┌──
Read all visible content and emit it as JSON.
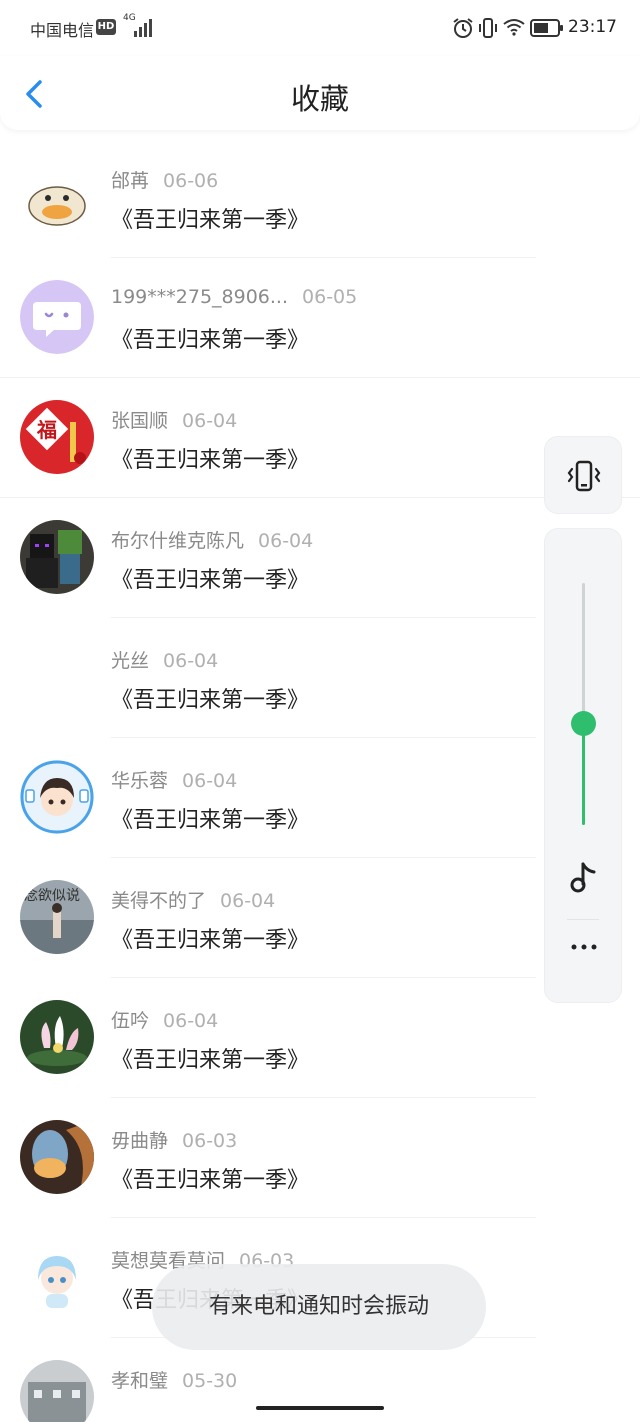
{
  "status_bar": {
    "carrier": "中国电信",
    "hd": "HD",
    "network": "4G",
    "time": "23:17"
  },
  "header": {
    "title": "收藏",
    "back_icon": "chevron-left-icon"
  },
  "items": [
    {
      "name": "邰苒",
      "date": "06-06",
      "title": "《吾王归来第一季》",
      "avatar": "duck"
    },
    {
      "name": "199***275_8906...",
      "date": "06-05",
      "title": "《吾王归来第一季》",
      "avatar": "purple-chat"
    },
    {
      "name": "张国顺",
      "date": "06-04",
      "title": "《吾王归来第一季》",
      "avatar": "red-fu"
    },
    {
      "name": "布尔什维克陈凡",
      "date": "06-04",
      "title": "《吾王归来第一季》",
      "avatar": "blocky-figure"
    },
    {
      "name": "光丝",
      "date": "06-04",
      "title": "《吾王归来第一季》",
      "avatar": "none"
    },
    {
      "name": "华乐蓉",
      "date": "06-04",
      "title": "《吾王归来第一季》",
      "avatar": "birthday-cartoon"
    },
    {
      "name": "美得不的了",
      "date": "06-04",
      "title": "《吾王归来第一季》",
      "avatar": "person-sea"
    },
    {
      "name": "伍吟",
      "date": "06-04",
      "title": "《吾王归来第一季》",
      "avatar": "lotus"
    },
    {
      "name": "毋曲静",
      "date": "06-03",
      "title": "《吾王归来第一季》",
      "avatar": "window-sunset"
    },
    {
      "name": "莫想莫看莫问",
      "date": "06-03",
      "title": "《吾王归来第一季》",
      "avatar": "anime-girl"
    },
    {
      "name": "孝和璧",
      "date": "05-30",
      "title": "",
      "avatar": "building"
    }
  ],
  "avatar_text": {
    "person_sea": "念欲似说"
  },
  "volume_panel": {
    "level": 0.42,
    "vibrate_icon": "vibrate-icon",
    "music_icon": "music-note-icon",
    "more_icon": "more-horizontal-icon"
  },
  "toast": {
    "text": "有来电和通知时会振动"
  },
  "colors": {
    "accent_blue": "#2a8cf0",
    "volume_green": "#2fbe6e"
  }
}
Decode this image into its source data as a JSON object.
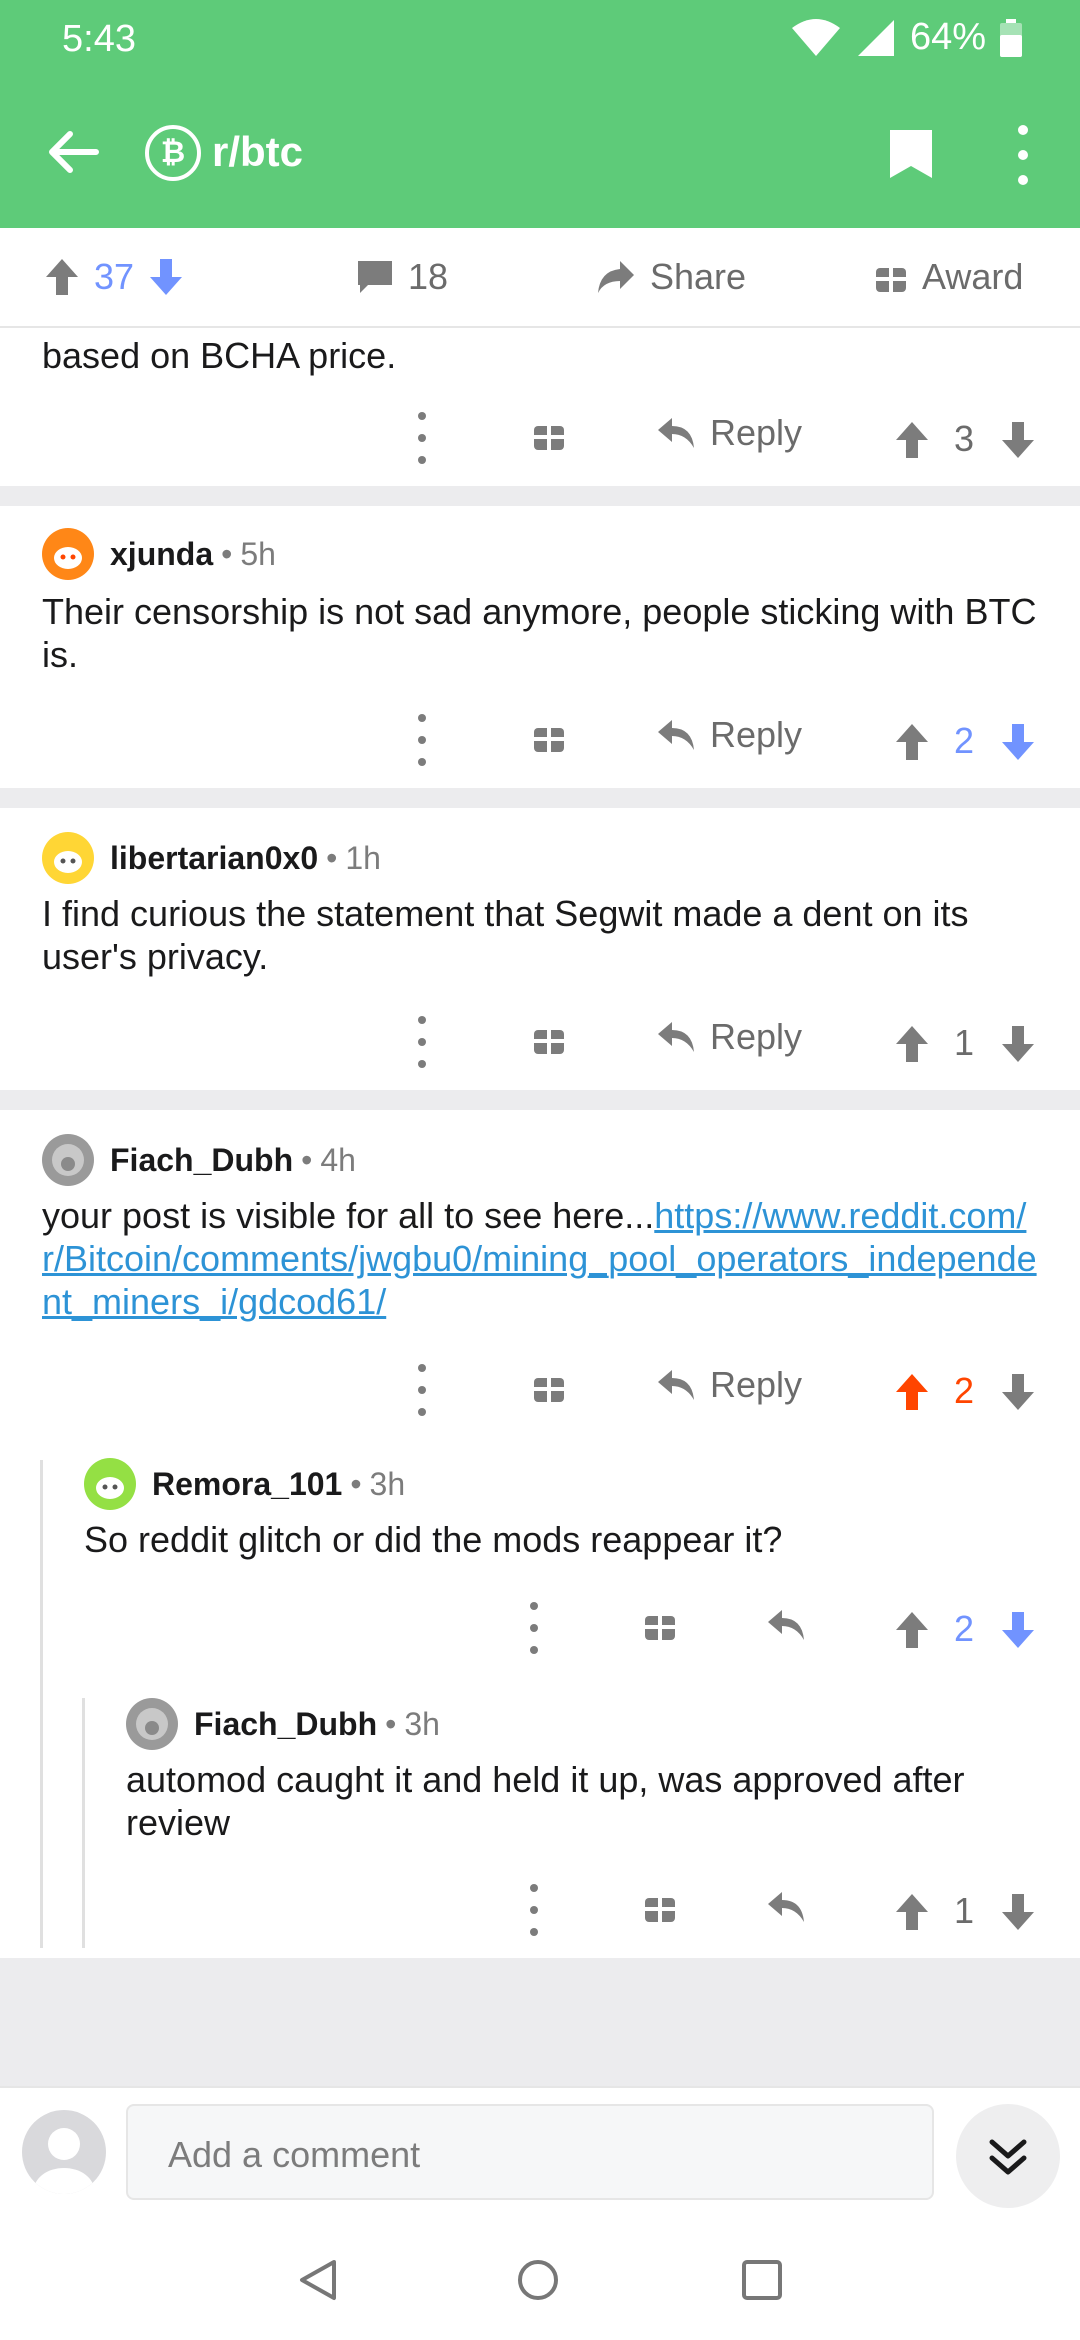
{
  "status_bar": {
    "time": "5:43",
    "battery": "64%"
  },
  "header": {
    "subreddit": "r/btc"
  },
  "post_bar": {
    "votes": "37",
    "comments": "18",
    "share_label": "Share",
    "award_label": "Award"
  },
  "colors": {
    "accent": "#5ecb79",
    "upvote_active": "#ff4500",
    "downvote_active": "#7193ff",
    "link": "#2d93d6"
  },
  "comments": [
    {
      "body": "based on BCHA price.",
      "reply_label": "Reply",
      "score": "3"
    },
    {
      "user": "xjunda",
      "age": "5h",
      "body": "Their censorship is not sad anymore, people sticking with BTC is.",
      "reply_label": "Reply",
      "score": "2"
    },
    {
      "user": "libertarian0x0",
      "age": "1h",
      "body": "I find curious the statement that Segwit made a dent on its user's privacy.",
      "reply_label": "Reply",
      "score": "1"
    },
    {
      "user": "Fiach_Dubh",
      "age": "4h",
      "body_prefix": "your post is visible for all to see here...",
      "link": "https://www.reddit.com/r/Bitcoin/comments/jwgbu0/mining_pool_operators_independent_miners_i/gdcod61/",
      "reply_label": "Reply",
      "score": "2"
    },
    {
      "user": "Remora_101",
      "age": "3h",
      "body": "So reddit glitch or did the mods reappear it?",
      "score": "2"
    },
    {
      "user": "Fiach_Dubh",
      "age": "3h",
      "body": "automod caught it and held it up, was approved after review",
      "score": "1"
    }
  ],
  "composer": {
    "placeholder": "Add a comment"
  },
  "separator": "•"
}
└──
Short exercise =
Your copy should match the records word for word, with the pictures removed.

Task solution =
Read all visible content and emit it as JSON.
{
  "status_bar": {
    "carrier": "中国电信",
    "hd": "HD",
    "network": "4G",
    "time": "23:17"
  },
  "header": {
    "title": "收藏",
    "back_icon": "chevron-left-icon"
  },
  "items": [
    {
      "name": "邰苒",
      "date": "06-06",
      "title": "《吾王归来第一季》",
      "avatar": "duck"
    },
    {
      "name": "199***275_8906...",
      "date": "06-05",
      "title": "《吾王归来第一季》",
      "avatar": "purple-chat"
    },
    {
      "name": "张国顺",
      "date": "06-04",
      "title": "《吾王归来第一季》",
      "avatar": "red-fu"
    },
    {
      "name": "布尔什维克陈凡",
      "date": "06-04",
      "title": "《吾王归来第一季》",
      "avatar": "blocky-figure"
    },
    {
      "name": "光丝",
      "date": "06-04",
      "title": "《吾王归来第一季》",
      "avatar": "none"
    },
    {
      "name": "华乐蓉",
      "date": "06-04",
      "title": "《吾王归来第一季》",
      "avatar": "birthday-cartoon"
    },
    {
      "name": "美得不的了",
      "date": "06-04",
      "title": "《吾王归来第一季》",
      "avatar": "person-sea"
    },
    {
      "name": "伍吟",
      "date": "06-04",
      "title": "《吾王归来第一季》",
      "avatar": "lotus"
    },
    {
      "name": "毋曲静",
      "date": "06-03",
      "title": "《吾王归来第一季》",
      "avatar": "window-sunset"
    },
    {
      "name": "莫想莫看莫问",
      "date": "06-03",
      "title": "《吾王归来第一季》",
      "avatar": "anime-girl"
    },
    {
      "name": "孝和璧",
      "date": "05-30",
      "title": "",
      "avatar": "building"
    }
  ],
  "avatar_text": {
    "person_sea": "念欲似说"
  },
  "volume_panel": {
    "level": 0.42,
    "vibrate_icon": "vibrate-icon",
    "music_icon": "music-note-icon",
    "more_icon": "more-horizontal-icon"
  },
  "toast": {
    "text": "有来电和通知时会振动"
  },
  "colors": {
    "accent_blue": "#2a8cf0",
    "volume_green": "#2fbe6e"
  }
}
Decode this image into its source data as a JSON object.
{
  "status_bar": {
    "time": "5:43",
    "battery": "64%"
  },
  "header": {
    "subreddit": "r/btc"
  },
  "post_bar": {
    "votes": "37",
    "comments": "18",
    "share_label": "Share",
    "award_label": "Award"
  },
  "colors": {
    "accent": "#5ecb79",
    "upvote_active": "#ff4500",
    "downvote_active": "#7193ff",
    "link": "#2d93d6"
  },
  "comments": [
    {
      "body": "based on BCHA price.",
      "reply_label": "Reply",
      "score": "3"
    },
    {
      "user": "xjunda",
      "age": "5h",
      "body": "Their censorship is not sad anymore, people sticking with BTC is.",
      "reply_label": "Reply",
      "score": "2"
    },
    {
      "user": "libertarian0x0",
      "age": "1h",
      "body": "I find curious the statement that Segwit made a dent on its user's privacy.",
      "reply_label": "Reply",
      "score": "1"
    },
    {
      "user": "Fiach_Dubh",
      "age": "4h",
      "body_prefix": "your post is visible for all to see here...",
      "link": "https://www.reddit.com/r/Bitcoin/comments/jwgbu0/mining_pool_operators_independent_miners_i/gdcod61/",
      "reply_label": "Reply",
      "score": "2"
    },
    {
      "user": "Remora_101",
      "age": "3h",
      "body": "So reddit glitch or did the mods reappear it?",
      "score": "2"
    },
    {
      "user": "Fiach_Dubh",
      "age": "3h",
      "body": "automod caught it and held it up, was approved after review",
      "score": "1"
    }
  ],
  "composer": {
    "placeholder": "Add a comment"
  },
  "separator": "•"
}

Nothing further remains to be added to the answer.